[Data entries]
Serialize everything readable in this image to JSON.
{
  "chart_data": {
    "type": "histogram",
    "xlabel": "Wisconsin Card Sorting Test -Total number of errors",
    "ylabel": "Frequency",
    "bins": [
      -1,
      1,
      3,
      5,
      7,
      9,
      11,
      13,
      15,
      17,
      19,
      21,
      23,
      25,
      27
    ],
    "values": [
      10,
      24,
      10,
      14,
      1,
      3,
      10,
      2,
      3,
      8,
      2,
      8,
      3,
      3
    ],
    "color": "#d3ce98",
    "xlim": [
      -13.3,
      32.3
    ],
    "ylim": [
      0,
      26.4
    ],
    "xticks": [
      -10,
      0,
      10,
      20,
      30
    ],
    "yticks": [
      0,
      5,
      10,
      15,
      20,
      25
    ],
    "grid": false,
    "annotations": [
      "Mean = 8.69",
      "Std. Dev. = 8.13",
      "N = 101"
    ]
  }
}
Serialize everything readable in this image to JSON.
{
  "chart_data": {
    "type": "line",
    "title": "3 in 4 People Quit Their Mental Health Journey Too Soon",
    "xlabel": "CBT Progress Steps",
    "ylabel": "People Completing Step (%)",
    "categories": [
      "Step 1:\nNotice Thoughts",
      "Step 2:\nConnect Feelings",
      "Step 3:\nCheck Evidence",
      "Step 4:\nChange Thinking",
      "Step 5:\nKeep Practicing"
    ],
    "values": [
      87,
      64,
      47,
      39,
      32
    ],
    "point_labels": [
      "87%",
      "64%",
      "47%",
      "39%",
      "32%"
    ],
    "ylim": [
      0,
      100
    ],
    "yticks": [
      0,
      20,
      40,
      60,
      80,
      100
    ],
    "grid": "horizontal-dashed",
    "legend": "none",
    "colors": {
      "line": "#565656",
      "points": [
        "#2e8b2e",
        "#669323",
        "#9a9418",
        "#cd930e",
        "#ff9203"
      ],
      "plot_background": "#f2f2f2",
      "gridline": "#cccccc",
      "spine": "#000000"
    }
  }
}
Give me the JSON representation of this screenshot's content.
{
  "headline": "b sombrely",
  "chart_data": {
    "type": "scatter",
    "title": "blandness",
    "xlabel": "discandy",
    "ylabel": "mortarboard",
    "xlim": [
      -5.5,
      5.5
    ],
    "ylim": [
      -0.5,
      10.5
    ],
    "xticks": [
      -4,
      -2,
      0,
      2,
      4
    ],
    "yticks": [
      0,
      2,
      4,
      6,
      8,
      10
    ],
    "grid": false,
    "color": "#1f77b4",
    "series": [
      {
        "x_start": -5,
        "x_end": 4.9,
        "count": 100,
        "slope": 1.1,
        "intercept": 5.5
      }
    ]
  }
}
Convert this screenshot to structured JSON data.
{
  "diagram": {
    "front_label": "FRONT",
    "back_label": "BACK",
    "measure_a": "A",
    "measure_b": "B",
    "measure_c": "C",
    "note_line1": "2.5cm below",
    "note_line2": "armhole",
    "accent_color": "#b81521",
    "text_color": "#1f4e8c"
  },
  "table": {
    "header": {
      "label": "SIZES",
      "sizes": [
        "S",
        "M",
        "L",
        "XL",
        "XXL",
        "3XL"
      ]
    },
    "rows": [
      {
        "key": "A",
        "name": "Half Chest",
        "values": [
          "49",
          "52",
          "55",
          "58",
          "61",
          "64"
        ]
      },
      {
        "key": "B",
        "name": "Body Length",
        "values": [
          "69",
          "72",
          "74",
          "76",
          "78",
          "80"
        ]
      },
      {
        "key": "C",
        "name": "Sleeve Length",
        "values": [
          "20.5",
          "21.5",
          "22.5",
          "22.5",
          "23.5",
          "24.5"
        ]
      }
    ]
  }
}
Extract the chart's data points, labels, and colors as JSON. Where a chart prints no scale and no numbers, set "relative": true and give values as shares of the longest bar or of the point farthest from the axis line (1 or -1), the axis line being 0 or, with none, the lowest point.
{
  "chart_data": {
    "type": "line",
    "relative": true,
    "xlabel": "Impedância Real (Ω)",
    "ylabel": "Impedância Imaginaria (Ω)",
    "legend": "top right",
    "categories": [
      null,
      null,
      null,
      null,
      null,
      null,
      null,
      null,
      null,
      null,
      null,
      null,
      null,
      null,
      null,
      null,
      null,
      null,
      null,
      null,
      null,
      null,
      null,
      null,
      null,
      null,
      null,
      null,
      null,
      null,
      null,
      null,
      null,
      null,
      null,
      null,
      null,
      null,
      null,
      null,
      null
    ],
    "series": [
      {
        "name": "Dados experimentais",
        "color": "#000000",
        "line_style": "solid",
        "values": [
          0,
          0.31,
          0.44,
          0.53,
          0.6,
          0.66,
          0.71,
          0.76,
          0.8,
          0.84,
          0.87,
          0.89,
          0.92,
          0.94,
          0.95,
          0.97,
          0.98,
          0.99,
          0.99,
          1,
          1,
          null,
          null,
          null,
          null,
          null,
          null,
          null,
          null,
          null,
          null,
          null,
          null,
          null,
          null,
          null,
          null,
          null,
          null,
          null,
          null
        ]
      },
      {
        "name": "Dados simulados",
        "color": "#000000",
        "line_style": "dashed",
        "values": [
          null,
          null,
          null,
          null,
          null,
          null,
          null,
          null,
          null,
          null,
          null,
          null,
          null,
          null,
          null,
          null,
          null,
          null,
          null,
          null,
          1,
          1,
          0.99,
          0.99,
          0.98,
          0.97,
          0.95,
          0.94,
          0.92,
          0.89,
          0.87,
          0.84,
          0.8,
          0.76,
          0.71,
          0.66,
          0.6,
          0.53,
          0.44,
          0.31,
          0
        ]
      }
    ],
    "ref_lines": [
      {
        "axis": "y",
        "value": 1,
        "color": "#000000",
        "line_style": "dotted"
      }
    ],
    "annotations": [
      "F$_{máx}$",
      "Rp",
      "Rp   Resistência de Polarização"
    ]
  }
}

* _Exercise aim_:
Exactly as shown, repeat every record.

* _Correct response_:
Serialize everything readable in this image to JSON.
{
  "chart_data": {
    "type": "histogram",
    "xlabel": "Wisconsin Card Sorting Test -Total number of errors",
    "ylabel": "Frequency",
    "bins": [
      -1,
      1,
      3,
      5,
      7,
      9,
      11,
      13,
      15,
      17,
      19,
      21,
      23,
      25,
      27
    ],
    "values": [
      10,
      24,
      10,
      14,
      1,
      3,
      10,
      2,
      3,
      8,
      2,
      8,
      3,
      3
    ],
    "color": "#d3ce98",
    "xlim": [
      -13.3,
      32.3
    ],
    "ylim": [
      0,
      26.4
    ],
    "xticks": [
      -10,
      0,
      10,
      20,
      30
    ],
    "yticks": [
      0,
      5,
      10,
      15,
      20,
      25
    ],
    "grid": false,
    "annotations": [
      "Mean = 8.69",
      "Std. Dev. = 8.13",
      "N = 101"
    ]
  }
}
Serialize everything readable in this image to JSON.
{
  "chart_data": {
    "type": "line",
    "title": "3 in 4 People Quit Their Mental Health Journey Too Soon",
    "xlabel": "CBT Progress Steps",
    "ylabel": "People Completing Step (%)",
    "categories": [
      "Step 1:\nNotice Thoughts",
      "Step 2:\nConnect Feelings",
      "Step 3:\nCheck Evidence",
      "Step 4:\nChange Thinking",
      "Step 5:\nKeep Practicing"
    ],
    "values": [
      87,
      64,
      47,
      39,
      32
    ],
    "point_labels": [
      "87%",
      "64%",
      "47%",
      "39%",
      "32%"
    ],
    "ylim": [
      0,
      100
    ],
    "yticks": [
      0,
      20,
      40,
      60,
      80,
      100
    ],
    "grid": "horizontal-dashed",
    "legend": "none",
    "colors": {
      "line": "#565656",
      "points": [
        "#2e8b2e",
        "#669323",
        "#9a9418",
        "#cd930e",
        "#ff9203"
      ],
      "plot_background": "#f2f2f2",
      "gridline": "#cccccc",
      "spine": "#000000"
    }
  }
}
Give me the JSON representation of this screenshot's content.
{
  "headline": "b sombrely",
  "chart_data": {
    "type": "scatter",
    "title": "blandness",
    "xlabel": "discandy",
    "ylabel": "mortarboard",
    "xlim": [
      -5.5,
      5.5
    ],
    "ylim": [
      -0.5,
      10.5
    ],
    "xticks": [
      -4,
      -2,
      0,
      2,
      4
    ],
    "yticks": [
      0,
      2,
      4,
      6,
      8,
      10
    ],
    "grid": false,
    "color": "#1f77b4",
    "series": [
      {
        "x_start": -5,
        "x_end": 4.9,
        "count": 100,
        "slope": 1.1,
        "intercept": 5.5
      }
    ]
  }
}
Convert this screenshot to structured JSON data.
{
  "diagram": {
    "front_label": "FRONT",
    "back_label": "BACK",
    "measure_a": "A",
    "measure_b": "B",
    "measure_c": "C",
    "note_line1": "2.5cm below",
    "note_line2": "armhole",
    "accent_color": "#b81521",
    "text_color": "#1f4e8c"
  },
  "table": {
    "header": {
      "label": "SIZES",
      "sizes": [
        "S",
        "M",
        "L",
        "XL",
        "XXL",
        "3XL"
      ]
    },
    "rows": [
      {
        "key": "A",
        "name": "Half Chest",
        "values": [
          "49",
          "52",
          "55",
          "58",
          "61",
          "64"
        ]
      },
      {
        "key": "B",
        "name": "Body Length",
        "values": [
          "69",
          "72",
          "74",
          "76",
          "78",
          "80"
        ]
      },
      {
        "key": "C",
        "name": "Sleeve Length",
        "values": [
          "20.5",
          "21.5",
          "22.5",
          "22.5",
          "23.5",
          "24.5"
        ]
      }
    ]
  }
}
Extract the chart's data points, labels, and colors as JSON. Where a chart prints no scale and no numbers, set "relative": true and give values as shares of the longest bar or of the point farthest from the axis line (1 or -1), the axis line being 0 or, with none, the lowest point.
{
  "chart_data": {
    "type": "line",
    "relative": true,
    "xlabel": "Impedância Real (Ω)",
    "ylabel": "Impedância Imaginaria (Ω)",
    "legend": "top right",
    "categories": [
      null,
      null,
      null,
      null,
      null,
      null,
      null,
      null,
      null,
      null,
      null,
      null,
      null,
      null,
      null,
      null,
      null,
      null,
      null,
      null,
      null,
      null,
      null,
      null,
      null,
      null,
      null,
      null,
      null,
      null,
      null,
      null,
      null,
      null,
      null,
      null,
      null,
      null,
      null,
      null,
      null
    ],
    "series": [
      {
        "name": "Dados experimentais",
        "color": "#000000",
        "line_style": "solid",
        "values": [
          0,
          0.31,
          0.44,
          0.53,
          0.6,
          0.66,
          0.71,
          0.76,
          0.8,
          0.84,
          0.87,
          0.89,
          0.92,
          0.94,
          0.95,
          0.97,
          0.98,
          0.99,
          0.99,
          1,
          1,
          null,
          null,
          null,
          null,
          null,
          null,
          null,
          null,
          null,
          null,
          null,
          null,
          null,
          null,
          null,
          null,
          null,
          null,
          null,
          null
        ]
      },
      {
        "name": "Dados simulados",
        "color": "#000000",
        "line_style": "dashed",
        "values": [
          null,
          null,
          null,
          null,
          null,
          null,
          null,
          null,
          null,
          null,
          null,
          null,
          null,
          null,
          null,
          null,
          null,
          null,
          null,
          null,
          1,
          1,
          0.99,
          0.99,
          0.98,
          0.97,
          0.95,
          0.94,
          0.92,
          0.89,
          0.87,
          0.84,
          0.8,
          0.76,
          0.71,
          0.66,
          0.6,
          0.53,
          0.44,
          0.31,
          0
        ]
      }
    ],
    "ref_lines": [
      {
        "axis": "y",
        "value": 1,
        "color": "#000000",
        "line_style": "dotted"
      }
    ],
    "annotations": [
      "F$_{máx}$",
      "Rp",
      "Rp   Resistência de Polarização"
    ]
  }
}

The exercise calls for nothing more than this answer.